→ **Exercise**
Locate all lines with the word "into" and copy them out.

**** Record set ****

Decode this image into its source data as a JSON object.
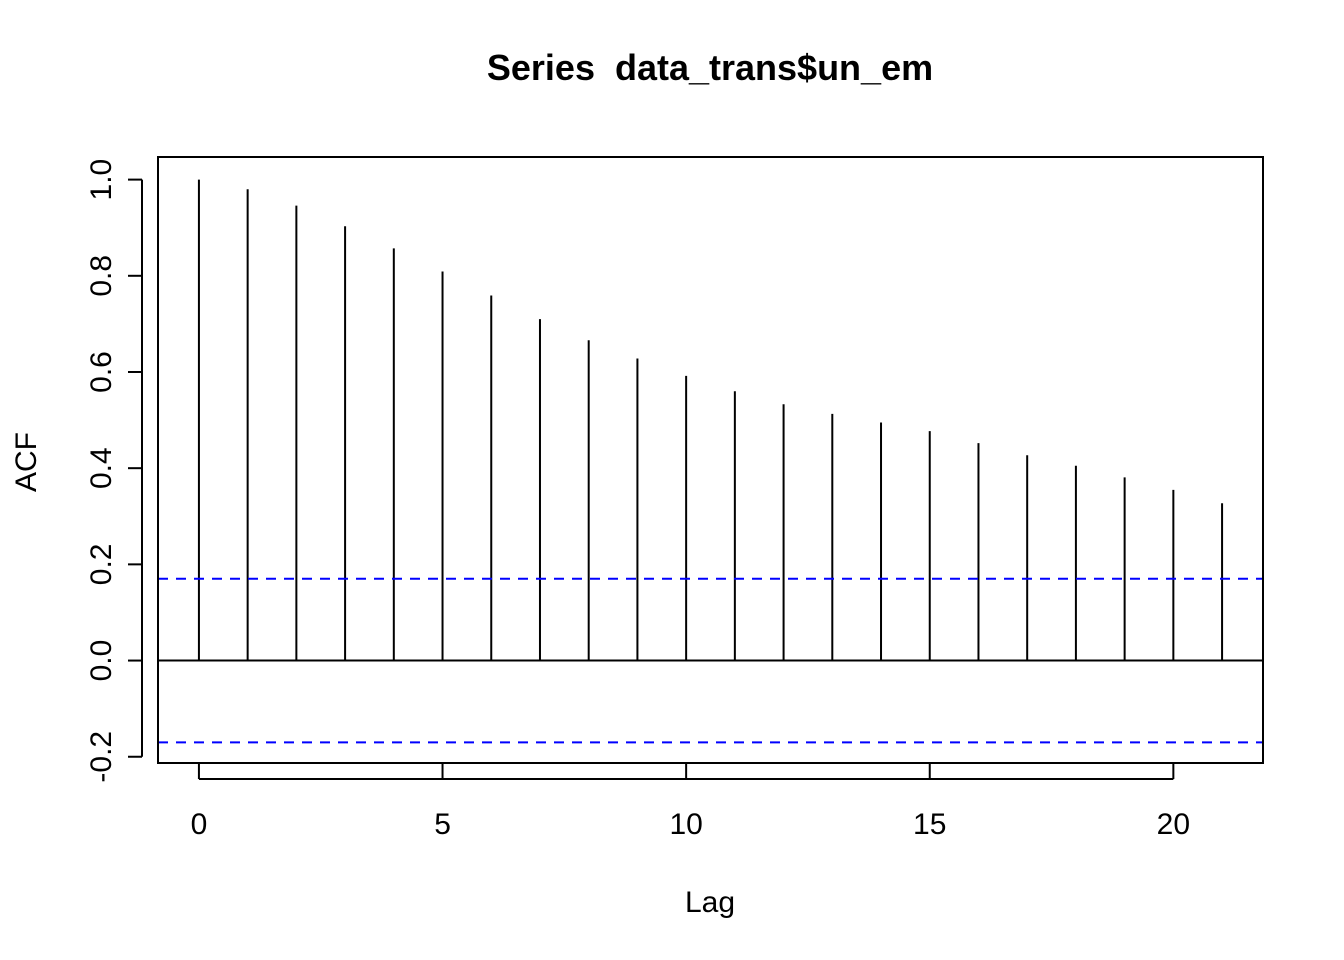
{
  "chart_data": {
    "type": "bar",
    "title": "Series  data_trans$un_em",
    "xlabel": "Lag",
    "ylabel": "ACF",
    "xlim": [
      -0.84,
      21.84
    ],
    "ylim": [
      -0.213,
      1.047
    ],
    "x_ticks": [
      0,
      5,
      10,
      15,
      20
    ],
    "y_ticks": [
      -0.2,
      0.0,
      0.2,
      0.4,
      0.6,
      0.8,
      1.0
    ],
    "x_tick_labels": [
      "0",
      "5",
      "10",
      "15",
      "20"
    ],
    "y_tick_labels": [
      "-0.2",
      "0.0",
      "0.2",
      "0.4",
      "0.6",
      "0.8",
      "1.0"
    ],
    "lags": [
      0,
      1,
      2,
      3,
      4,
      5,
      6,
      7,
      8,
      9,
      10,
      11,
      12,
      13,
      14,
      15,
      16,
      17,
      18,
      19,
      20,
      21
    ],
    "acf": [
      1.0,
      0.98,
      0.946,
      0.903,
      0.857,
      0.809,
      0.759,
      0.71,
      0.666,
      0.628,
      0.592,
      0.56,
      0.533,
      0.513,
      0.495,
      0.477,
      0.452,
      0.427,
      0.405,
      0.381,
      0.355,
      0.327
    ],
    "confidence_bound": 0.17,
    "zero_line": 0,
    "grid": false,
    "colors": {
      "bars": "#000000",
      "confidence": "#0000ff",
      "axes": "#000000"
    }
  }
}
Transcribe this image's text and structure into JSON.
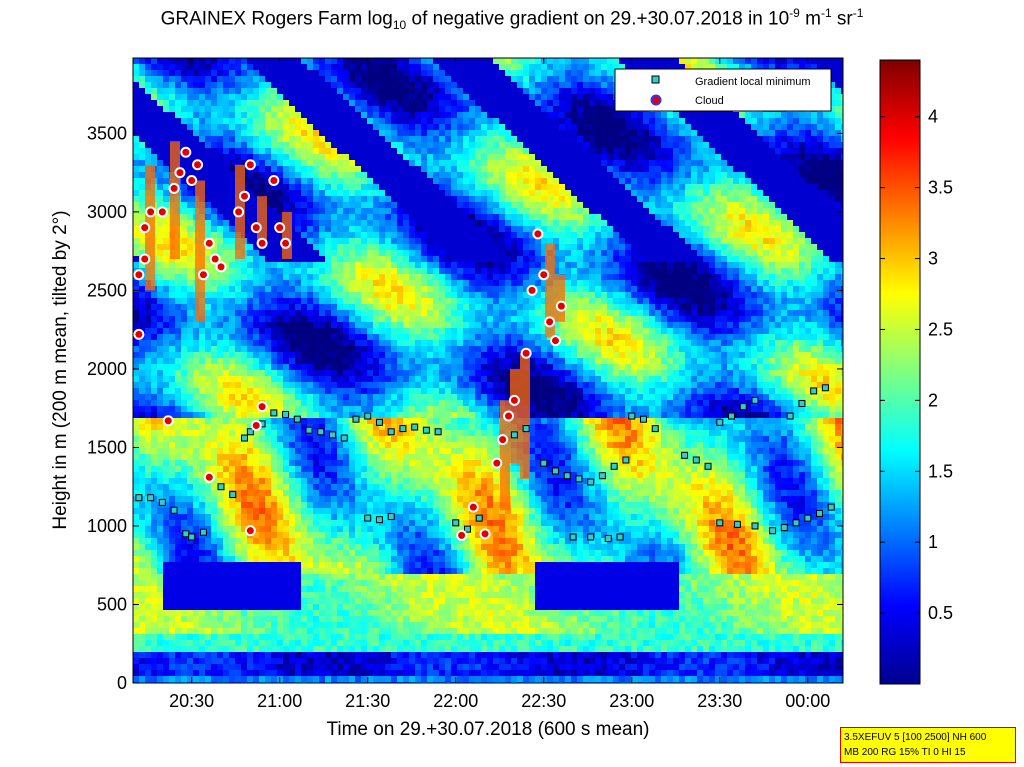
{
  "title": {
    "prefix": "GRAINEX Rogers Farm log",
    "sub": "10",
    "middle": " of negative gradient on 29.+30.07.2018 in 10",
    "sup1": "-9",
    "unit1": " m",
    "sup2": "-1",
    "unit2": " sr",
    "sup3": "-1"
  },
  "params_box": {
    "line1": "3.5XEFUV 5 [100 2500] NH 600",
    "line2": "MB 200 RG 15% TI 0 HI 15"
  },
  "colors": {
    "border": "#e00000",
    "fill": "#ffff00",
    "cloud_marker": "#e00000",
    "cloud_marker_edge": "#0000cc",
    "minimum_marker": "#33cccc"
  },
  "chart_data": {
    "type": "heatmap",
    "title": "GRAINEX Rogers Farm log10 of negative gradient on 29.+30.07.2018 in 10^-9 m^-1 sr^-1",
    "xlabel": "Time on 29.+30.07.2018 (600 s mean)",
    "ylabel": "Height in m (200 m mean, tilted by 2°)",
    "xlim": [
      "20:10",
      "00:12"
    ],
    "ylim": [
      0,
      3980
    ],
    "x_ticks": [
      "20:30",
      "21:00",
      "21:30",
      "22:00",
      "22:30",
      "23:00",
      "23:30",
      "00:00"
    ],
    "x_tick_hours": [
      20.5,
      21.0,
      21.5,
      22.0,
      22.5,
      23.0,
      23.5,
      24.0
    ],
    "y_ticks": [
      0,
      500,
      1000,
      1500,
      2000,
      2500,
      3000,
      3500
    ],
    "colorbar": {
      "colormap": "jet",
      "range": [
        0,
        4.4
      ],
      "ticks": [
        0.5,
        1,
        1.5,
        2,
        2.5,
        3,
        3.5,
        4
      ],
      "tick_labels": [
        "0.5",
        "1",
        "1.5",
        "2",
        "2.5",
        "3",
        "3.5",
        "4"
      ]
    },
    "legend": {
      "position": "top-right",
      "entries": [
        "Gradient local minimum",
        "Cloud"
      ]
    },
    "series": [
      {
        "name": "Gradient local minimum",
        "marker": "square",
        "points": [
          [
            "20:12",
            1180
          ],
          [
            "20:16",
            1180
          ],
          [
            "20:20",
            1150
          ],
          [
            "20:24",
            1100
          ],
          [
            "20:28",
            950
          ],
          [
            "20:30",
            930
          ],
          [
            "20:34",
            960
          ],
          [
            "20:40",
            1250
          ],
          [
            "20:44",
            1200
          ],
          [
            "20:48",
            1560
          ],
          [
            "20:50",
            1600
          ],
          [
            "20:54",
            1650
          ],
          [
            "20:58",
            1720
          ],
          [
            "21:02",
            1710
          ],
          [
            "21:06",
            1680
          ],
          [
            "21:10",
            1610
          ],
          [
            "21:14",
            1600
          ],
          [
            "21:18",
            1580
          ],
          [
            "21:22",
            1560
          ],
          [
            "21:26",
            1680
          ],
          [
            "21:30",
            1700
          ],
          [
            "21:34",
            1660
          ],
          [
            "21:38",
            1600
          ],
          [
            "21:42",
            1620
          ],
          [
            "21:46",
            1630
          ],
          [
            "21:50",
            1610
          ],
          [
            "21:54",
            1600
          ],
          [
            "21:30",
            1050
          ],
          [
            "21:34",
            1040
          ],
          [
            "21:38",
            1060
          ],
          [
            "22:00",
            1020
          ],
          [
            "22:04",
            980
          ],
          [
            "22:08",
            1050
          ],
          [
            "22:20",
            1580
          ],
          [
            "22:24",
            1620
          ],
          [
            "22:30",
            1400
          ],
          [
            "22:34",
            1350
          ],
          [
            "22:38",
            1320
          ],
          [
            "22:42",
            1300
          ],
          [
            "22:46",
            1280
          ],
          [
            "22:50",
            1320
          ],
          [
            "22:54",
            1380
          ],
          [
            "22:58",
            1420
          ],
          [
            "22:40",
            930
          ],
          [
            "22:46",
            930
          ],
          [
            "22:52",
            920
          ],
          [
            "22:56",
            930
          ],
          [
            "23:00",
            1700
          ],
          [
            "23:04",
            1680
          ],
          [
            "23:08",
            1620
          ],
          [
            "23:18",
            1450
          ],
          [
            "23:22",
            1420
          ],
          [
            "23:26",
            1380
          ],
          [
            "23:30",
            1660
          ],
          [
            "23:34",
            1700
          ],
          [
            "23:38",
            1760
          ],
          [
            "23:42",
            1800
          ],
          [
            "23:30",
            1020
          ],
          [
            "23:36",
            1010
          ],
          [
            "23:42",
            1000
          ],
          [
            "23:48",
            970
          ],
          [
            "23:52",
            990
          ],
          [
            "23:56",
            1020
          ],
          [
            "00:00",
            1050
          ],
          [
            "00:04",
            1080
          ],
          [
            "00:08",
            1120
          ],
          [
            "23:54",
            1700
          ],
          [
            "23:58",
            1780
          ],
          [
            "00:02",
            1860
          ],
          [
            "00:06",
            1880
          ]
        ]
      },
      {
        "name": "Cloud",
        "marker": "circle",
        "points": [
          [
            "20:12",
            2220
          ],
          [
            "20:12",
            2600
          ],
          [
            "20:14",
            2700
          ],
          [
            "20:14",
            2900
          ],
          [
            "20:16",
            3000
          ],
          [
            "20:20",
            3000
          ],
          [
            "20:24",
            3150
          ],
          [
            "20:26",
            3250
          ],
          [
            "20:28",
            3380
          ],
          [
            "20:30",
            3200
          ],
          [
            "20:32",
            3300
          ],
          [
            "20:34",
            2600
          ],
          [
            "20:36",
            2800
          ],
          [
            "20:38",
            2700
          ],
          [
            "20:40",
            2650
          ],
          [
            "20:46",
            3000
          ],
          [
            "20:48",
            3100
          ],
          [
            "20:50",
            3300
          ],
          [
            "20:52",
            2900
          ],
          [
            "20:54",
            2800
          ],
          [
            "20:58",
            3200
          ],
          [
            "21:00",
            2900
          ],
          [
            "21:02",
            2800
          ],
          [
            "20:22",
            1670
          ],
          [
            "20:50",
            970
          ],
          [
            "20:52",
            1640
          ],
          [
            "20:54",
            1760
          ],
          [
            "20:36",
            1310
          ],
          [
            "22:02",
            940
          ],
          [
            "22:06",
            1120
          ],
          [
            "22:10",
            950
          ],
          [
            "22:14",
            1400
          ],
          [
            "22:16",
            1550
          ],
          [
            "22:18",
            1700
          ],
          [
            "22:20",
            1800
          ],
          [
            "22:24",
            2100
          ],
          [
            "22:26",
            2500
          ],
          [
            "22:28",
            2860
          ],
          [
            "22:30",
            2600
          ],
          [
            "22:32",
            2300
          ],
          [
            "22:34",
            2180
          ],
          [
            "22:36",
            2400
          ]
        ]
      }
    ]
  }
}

****

→ **Output of the exercise**
Decode this image into its source data as a JSON object.
Transcribe this image's text and structure into JSON.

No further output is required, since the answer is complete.